> _Required work_:
Go through the material and pull out every line with the string "xlabel" in it.

....

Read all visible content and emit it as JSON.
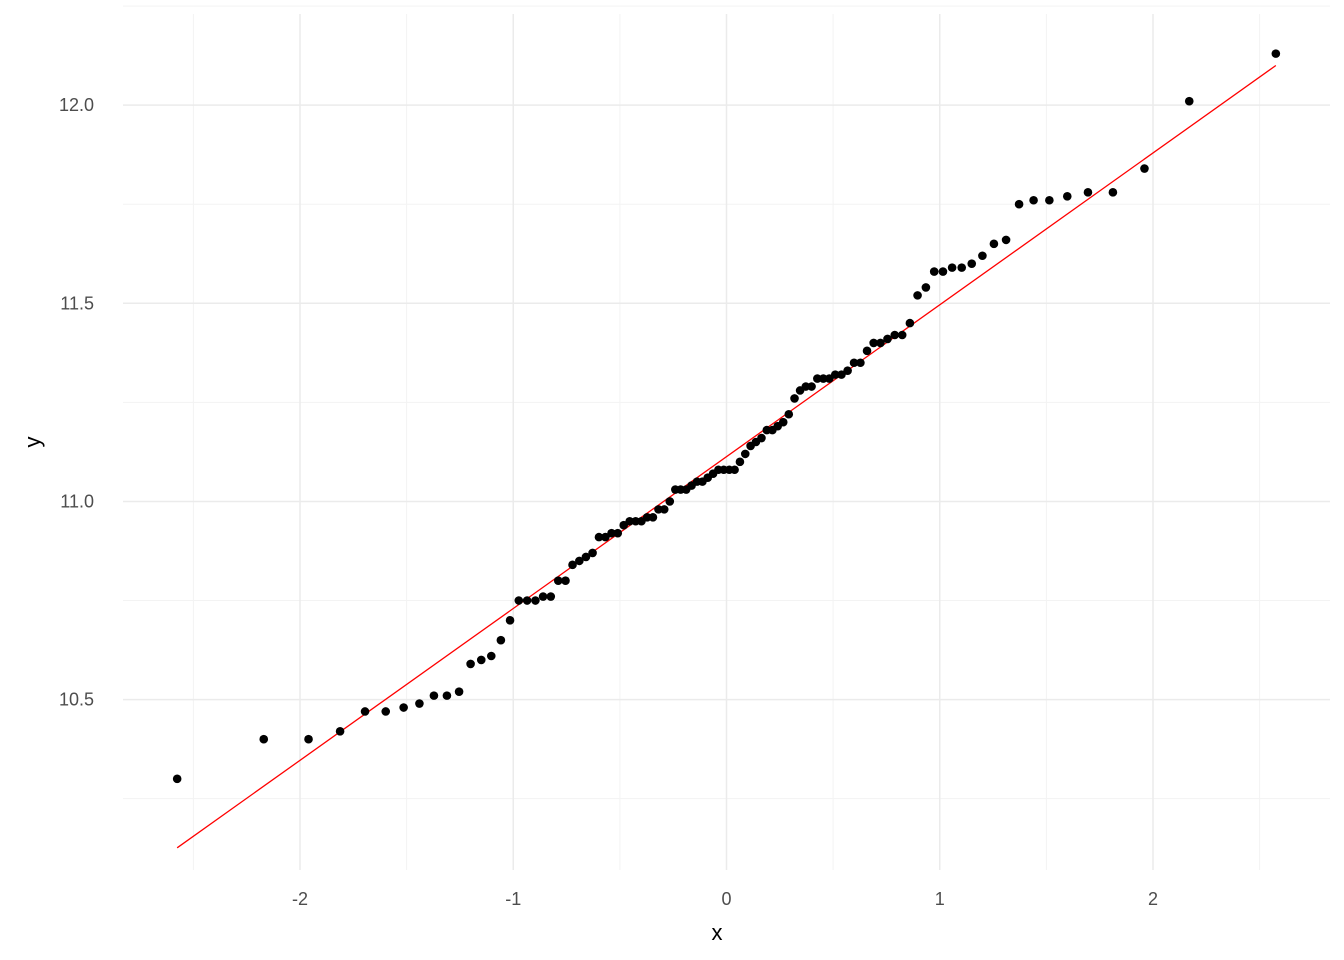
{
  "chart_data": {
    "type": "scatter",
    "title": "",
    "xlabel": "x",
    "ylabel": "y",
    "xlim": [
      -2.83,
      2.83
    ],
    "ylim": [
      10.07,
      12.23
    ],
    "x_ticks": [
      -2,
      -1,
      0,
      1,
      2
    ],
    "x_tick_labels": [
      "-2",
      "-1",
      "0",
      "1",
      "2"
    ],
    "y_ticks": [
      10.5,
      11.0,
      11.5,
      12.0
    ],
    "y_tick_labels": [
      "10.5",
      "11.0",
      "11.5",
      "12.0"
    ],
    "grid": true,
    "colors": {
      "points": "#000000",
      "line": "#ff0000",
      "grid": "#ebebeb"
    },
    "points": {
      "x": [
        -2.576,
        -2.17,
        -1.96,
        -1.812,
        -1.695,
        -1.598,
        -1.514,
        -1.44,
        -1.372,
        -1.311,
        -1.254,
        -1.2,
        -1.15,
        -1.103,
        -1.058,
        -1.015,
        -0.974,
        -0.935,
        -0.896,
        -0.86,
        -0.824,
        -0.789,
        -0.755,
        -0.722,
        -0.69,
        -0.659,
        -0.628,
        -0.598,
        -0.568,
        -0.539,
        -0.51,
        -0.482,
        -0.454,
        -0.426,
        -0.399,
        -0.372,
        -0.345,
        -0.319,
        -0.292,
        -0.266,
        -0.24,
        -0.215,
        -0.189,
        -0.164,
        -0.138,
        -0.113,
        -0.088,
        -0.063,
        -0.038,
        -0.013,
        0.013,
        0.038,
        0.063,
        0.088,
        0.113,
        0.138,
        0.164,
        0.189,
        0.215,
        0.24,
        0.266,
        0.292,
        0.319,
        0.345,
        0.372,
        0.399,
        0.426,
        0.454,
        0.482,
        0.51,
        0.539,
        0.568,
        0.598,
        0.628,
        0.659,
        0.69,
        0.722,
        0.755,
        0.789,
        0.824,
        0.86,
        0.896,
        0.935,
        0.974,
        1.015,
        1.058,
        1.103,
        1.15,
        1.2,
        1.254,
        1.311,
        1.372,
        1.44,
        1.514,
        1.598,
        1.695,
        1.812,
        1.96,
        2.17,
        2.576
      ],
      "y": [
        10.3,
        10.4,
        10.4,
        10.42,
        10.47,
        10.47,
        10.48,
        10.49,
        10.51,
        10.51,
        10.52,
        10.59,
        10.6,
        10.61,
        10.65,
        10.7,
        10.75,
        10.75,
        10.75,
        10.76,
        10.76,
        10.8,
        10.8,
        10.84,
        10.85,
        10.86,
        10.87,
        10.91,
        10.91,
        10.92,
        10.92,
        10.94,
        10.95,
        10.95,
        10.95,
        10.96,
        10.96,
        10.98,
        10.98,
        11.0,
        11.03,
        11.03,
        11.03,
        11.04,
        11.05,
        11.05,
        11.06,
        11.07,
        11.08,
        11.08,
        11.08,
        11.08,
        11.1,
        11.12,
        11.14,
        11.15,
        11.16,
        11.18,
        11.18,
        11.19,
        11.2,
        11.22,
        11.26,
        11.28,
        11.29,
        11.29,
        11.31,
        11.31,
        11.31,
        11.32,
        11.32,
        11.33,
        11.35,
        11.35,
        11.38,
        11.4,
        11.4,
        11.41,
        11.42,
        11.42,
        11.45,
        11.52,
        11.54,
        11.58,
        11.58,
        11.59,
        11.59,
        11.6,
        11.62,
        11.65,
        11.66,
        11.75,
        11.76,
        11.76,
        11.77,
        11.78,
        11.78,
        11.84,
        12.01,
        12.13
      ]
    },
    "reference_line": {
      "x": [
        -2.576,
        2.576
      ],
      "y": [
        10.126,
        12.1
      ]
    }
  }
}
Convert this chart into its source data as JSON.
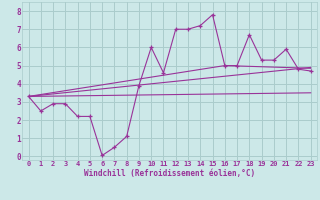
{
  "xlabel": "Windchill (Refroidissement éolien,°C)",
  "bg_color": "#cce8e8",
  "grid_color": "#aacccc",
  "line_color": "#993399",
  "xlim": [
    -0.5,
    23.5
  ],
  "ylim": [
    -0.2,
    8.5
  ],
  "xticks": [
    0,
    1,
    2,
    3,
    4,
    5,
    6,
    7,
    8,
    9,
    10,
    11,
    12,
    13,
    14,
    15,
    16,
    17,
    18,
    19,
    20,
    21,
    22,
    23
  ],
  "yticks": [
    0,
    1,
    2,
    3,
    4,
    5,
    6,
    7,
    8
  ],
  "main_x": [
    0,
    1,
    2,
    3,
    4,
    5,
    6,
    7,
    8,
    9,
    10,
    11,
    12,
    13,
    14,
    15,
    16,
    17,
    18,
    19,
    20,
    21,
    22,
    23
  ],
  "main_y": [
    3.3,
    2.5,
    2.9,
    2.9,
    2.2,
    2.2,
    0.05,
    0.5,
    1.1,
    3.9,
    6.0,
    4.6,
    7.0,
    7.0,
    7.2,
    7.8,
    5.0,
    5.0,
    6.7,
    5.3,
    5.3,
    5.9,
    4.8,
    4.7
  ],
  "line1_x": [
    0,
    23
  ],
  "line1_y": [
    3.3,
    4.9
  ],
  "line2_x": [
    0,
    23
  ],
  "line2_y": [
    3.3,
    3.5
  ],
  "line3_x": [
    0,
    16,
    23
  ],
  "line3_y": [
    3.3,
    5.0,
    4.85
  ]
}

....

> _Worked solution_:
    "xlabel": "x",
  "xlabel": "Windchill (Refroidissement éolien,°C)",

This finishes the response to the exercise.